Recast all the lines of the items below as a Markdown table with the columns Line No and Text, leaving out blank lines and the pictures.

(Dataset rows)
Begin

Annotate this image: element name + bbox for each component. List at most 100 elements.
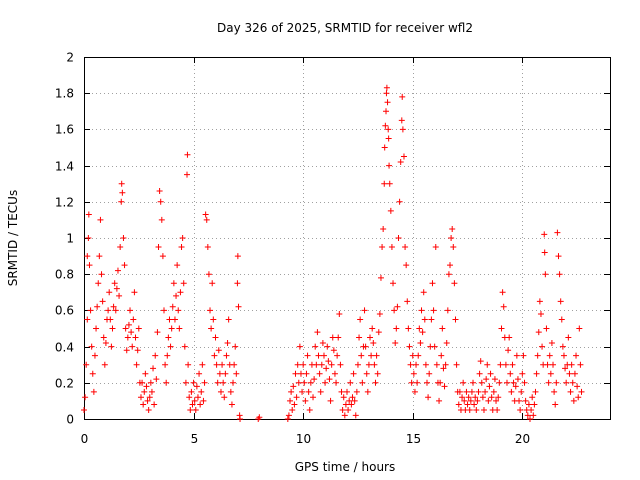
data-point bbox=[142, 370, 149, 377]
data-point bbox=[148, 388, 155, 395]
data-point bbox=[372, 379, 379, 386]
data-point bbox=[224, 339, 231, 346]
data-point bbox=[199, 361, 206, 368]
data-point bbox=[376, 311, 383, 318]
data-point bbox=[121, 262, 128, 269]
data-point bbox=[315, 352, 322, 359]
data-point bbox=[85, 211, 92, 218]
data-point bbox=[164, 352, 171, 359]
data-point bbox=[302, 397, 309, 404]
y-axis-label: SRMTID / TECUs bbox=[6, 190, 20, 286]
data-point bbox=[320, 352, 327, 359]
data-point bbox=[413, 361, 420, 368]
data-point bbox=[305, 388, 312, 395]
data-point bbox=[365, 361, 372, 368]
data-point bbox=[188, 388, 195, 395]
data-point bbox=[417, 339, 424, 346]
data-point bbox=[156, 187, 163, 194]
data-point bbox=[117, 244, 124, 251]
data-point bbox=[574, 383, 581, 390]
data-point bbox=[182, 379, 189, 386]
data-point bbox=[346, 397, 353, 404]
data-point bbox=[553, 379, 560, 386]
data-point bbox=[135, 325, 142, 332]
x-axis-label: GPS time / hours bbox=[295, 460, 396, 474]
data-point bbox=[231, 361, 238, 368]
data-point bbox=[529, 394, 536, 401]
data-point bbox=[237, 416, 244, 422]
data-point bbox=[336, 311, 343, 318]
data-point bbox=[113, 285, 120, 292]
data-point bbox=[426, 370, 433, 377]
data-point bbox=[223, 352, 230, 359]
data-point bbox=[494, 406, 501, 413]
data-point bbox=[495, 394, 502, 401]
data-point bbox=[546, 352, 553, 359]
data-point bbox=[396, 198, 403, 205]
data-point bbox=[379, 244, 386, 251]
data-point bbox=[212, 334, 219, 341]
data-point bbox=[327, 397, 334, 404]
data-point bbox=[397, 158, 404, 165]
data-point bbox=[373, 352, 380, 359]
data-point bbox=[160, 307, 167, 314]
data-point bbox=[542, 271, 549, 278]
data-point bbox=[554, 229, 561, 236]
data-point bbox=[200, 397, 207, 404]
data-point bbox=[480, 406, 487, 413]
data-point bbox=[383, 84, 390, 91]
data-point bbox=[84, 316, 91, 323]
data-point bbox=[187, 406, 194, 413]
data-point bbox=[209, 280, 216, 287]
data-point bbox=[415, 352, 422, 359]
data-point bbox=[486, 383, 493, 390]
data-point bbox=[114, 267, 121, 274]
data-point bbox=[383, 108, 390, 115]
data-point bbox=[571, 370, 578, 377]
data-point bbox=[381, 180, 388, 187]
data-point bbox=[558, 316, 565, 323]
data-point bbox=[337, 361, 344, 368]
data-point bbox=[453, 361, 460, 368]
data-point bbox=[518, 388, 525, 395]
data-point bbox=[368, 352, 375, 359]
data-point bbox=[208, 325, 215, 332]
data-point bbox=[568, 361, 575, 368]
data-point bbox=[499, 289, 506, 296]
data-point bbox=[350, 370, 357, 377]
data-point bbox=[441, 383, 448, 390]
data-point bbox=[349, 394, 356, 401]
data-point bbox=[539, 343, 546, 350]
data-point bbox=[459, 394, 466, 401]
y-tick-label: 1.8 bbox=[55, 87, 74, 101]
data-point bbox=[351, 397, 358, 404]
x-tick-label: 10 bbox=[296, 432, 311, 446]
data-point bbox=[88, 343, 95, 350]
data-point bbox=[191, 397, 198, 404]
data-point bbox=[521, 379, 528, 386]
data-point bbox=[215, 347, 222, 354]
data-point bbox=[488, 394, 495, 401]
data-point bbox=[472, 394, 479, 401]
data-point bbox=[345, 406, 352, 413]
data-point bbox=[425, 394, 432, 401]
data-point bbox=[460, 379, 467, 386]
data-point bbox=[306, 406, 313, 413]
data-point bbox=[402, 244, 409, 251]
data-point bbox=[348, 401, 355, 408]
data-point bbox=[159, 253, 166, 260]
data-point bbox=[311, 376, 318, 383]
data-point bbox=[545, 379, 552, 386]
data-point bbox=[179, 235, 186, 241]
data-point bbox=[174, 262, 181, 269]
data-point bbox=[490, 388, 497, 395]
data-point bbox=[297, 370, 304, 377]
data-point bbox=[485, 397, 492, 404]
data-point bbox=[87, 307, 94, 314]
data-point bbox=[124, 334, 131, 341]
data-point bbox=[326, 376, 333, 383]
data-point bbox=[339, 406, 346, 413]
data-point bbox=[475, 388, 482, 395]
data-point bbox=[577, 361, 584, 368]
data-point bbox=[395, 235, 402, 241]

End

• FULL OUTPUT
| Line No | Text |
|---|---|
| 1 | Annotate this image: element name + bbox for each component. List at most 100 elements. |
| 2 | data-point bbox=[142, 370, 149, 377] |
| 3 | data-point bbox=[148, 388, 155, 395] |
| 4 | data-point bbox=[372, 379, 379, 386] |
| 5 | data-point bbox=[224, 339, 231, 346] |
| 6 | data-point bbox=[199, 361, 206, 368] |
| 7 | data-point bbox=[376, 311, 383, 318] |
| 8 | data-point bbox=[121, 262, 128, 269] |
| 9 | data-point bbox=[315, 352, 322, 359] |
| 10 | data-point bbox=[85, 211, 92, 218] |
| 11 | data-point bbox=[164, 352, 171, 359] |
| 12 | data-point bbox=[302, 397, 309, 404] |
| 13 | y-axis-label: SRMTID / TECUs bbox=[6, 190, 20, 286] |
| 14 | data-point bbox=[320, 352, 327, 359] |
| 15 | data-point bbox=[413, 361, 420, 368] |
| 16 | data-point bbox=[305, 388, 312, 395] |
| 17 | data-point bbox=[365, 361, 372, 368] |
| 18 | data-point bbox=[188, 388, 195, 395] |
| 19 | data-point bbox=[417, 339, 424, 346] |
| 20 | data-point bbox=[156, 187, 163, 194] |
| 21 | data-point bbox=[117, 244, 124, 251] |
| 22 | data-point bbox=[574, 383, 581, 390] |
| 23 | data-point bbox=[182, 379, 189, 386] |
| 24 | data-point bbox=[346, 397, 353, 404] |
| 25 | data-point bbox=[553, 379, 560, 386] |
| 26 | data-point bbox=[135, 325, 142, 332] |
| 27 | x-axis-label: GPS time / hours bbox=[295, 460, 396, 474] |
| 28 | data-point bbox=[231, 361, 238, 368] |
| 29 | data-point bbox=[529, 394, 536, 401] |
| 30 | data-point bbox=[237, 416, 244, 422] |
| 31 | data-point bbox=[336, 311, 343, 318] |
| 32 | data-point bbox=[113, 285, 120, 292] |
| 33 | data-point bbox=[426, 370, 433, 377] |
| 34 | data-point bbox=[223, 352, 230, 359] |
| 35 | data-point bbox=[494, 406, 501, 413] |
| 36 | data-point bbox=[495, 394, 502, 401] |
| 37 | data-point bbox=[546, 352, 553, 359] |
| 38 | data-point bbox=[396, 198, 403, 205] |
| 39 | data-point bbox=[379, 244, 386, 251] |
| 40 | data-point bbox=[212, 334, 219, 341] |
| 41 | data-point bbox=[327, 397, 334, 404] |
| 42 | data-point bbox=[397, 158, 404, 165] |
| 43 | data-point bbox=[373, 352, 380, 359] |
| 44 | data-point bbox=[160, 307, 167, 314] |
| 45 | data-point bbox=[542, 271, 549, 278] |
| 46 | data-point bbox=[554, 229, 561, 236] |
| 47 | data-point bbox=[200, 397, 207, 404] |
| 48 | data-point bbox=[480, 406, 487, 413] |
| 49 | data-point bbox=[383, 84, 390, 91] |
| 50 | data-point bbox=[84, 316, 91, 323] |
| 51 | data-point bbox=[187, 406, 194, 413] |
| 52 | data-point bbox=[209, 280, 216, 287] |
| 53 | data-point bbox=[415, 352, 422, 359] |
| 54 | data-point bbox=[486, 383, 493, 390] |
| 55 | data-point bbox=[114, 267, 121, 274] |
| 56 | data-point bbox=[383, 108, 390, 115] |
| 57 | data-point bbox=[571, 370, 578, 377] |
| 58 | data-point bbox=[381, 180, 388, 187] |
| 59 | data-point bbox=[558, 316, 565, 323] |
| 60 | data-point bbox=[337, 361, 344, 368] |
| 61 | data-point bbox=[453, 361, 460, 368] |
| 62 | data-point bbox=[518, 388, 525, 395] |
| 63 | data-point bbox=[368, 352, 375, 359] |
| 64 | data-point bbox=[208, 325, 215, 332] |
| 65 | data-point bbox=[568, 361, 575, 368] |
| 66 | data-point bbox=[499, 289, 506, 296] |
| 67 | data-point bbox=[350, 370, 357, 377] |
| 68 | data-point bbox=[441, 383, 448, 390] |
| 69 | data-point bbox=[349, 394, 356, 401] |
| 70 | data-point bbox=[539, 343, 546, 350] |
| 71 | data-point bbox=[459, 394, 466, 401] |
| 72 | y-tick-label: 1.8 bbox=[55, 87, 74, 101] |
| 73 | data-point bbox=[351, 397, 358, 404] |
| 74 | x-tick-label: 10 bbox=[296, 432, 311, 446] |
| 75 | data-point bbox=[88, 343, 95, 350] |
| 76 | data-point bbox=[191, 397, 198, 404] |
| 77 | data-point bbox=[521, 379, 528, 386] |
| 78 | data-point bbox=[215, 347, 222, 354] |
| 79 | data-point bbox=[488, 394, 495, 401] |
| 80 | data-point bbox=[472, 394, 479, 401] |
| 81 | data-point bbox=[345, 406, 352, 413] |
| 82 | data-point bbox=[425, 394, 432, 401] |
| 83 | data-point bbox=[460, 379, 467, 386] |
| 84 | data-point bbox=[306, 406, 313, 413] |
| 85 | data-point bbox=[402, 244, 409, 251] |
| 86 | data-point bbox=[348, 401, 355, 408] |
| 87 | data-point bbox=[159, 253, 166, 260] |
| 88 | data-point bbox=[311, 376, 318, 383] |
| 89 | data-point bbox=[545, 379, 552, 386] |
| 90 | data-point bbox=[179, 235, 186, 241] |
| 91 | data-point bbox=[174, 262, 181, 269] |
| 92 | data-point bbox=[490, 388, 497, 395] |
| 93 | data-point bbox=[297, 370, 304, 377] |
| 94 | data-point bbox=[485, 397, 492, 404] |
| 95 | data-point bbox=[87, 307, 94, 314] |
| 96 | data-point bbox=[124, 334, 131, 341] |
| 97 | data-point bbox=[326, 376, 333, 383] |
| 98 | data-point bbox=[339, 406, 346, 413] |
| 99 | data-point bbox=[475, 388, 482, 395] |
| 100 | data-point bbox=[577, 361, 584, 368] |
| 101 | data-point bbox=[395, 235, 402, 241] |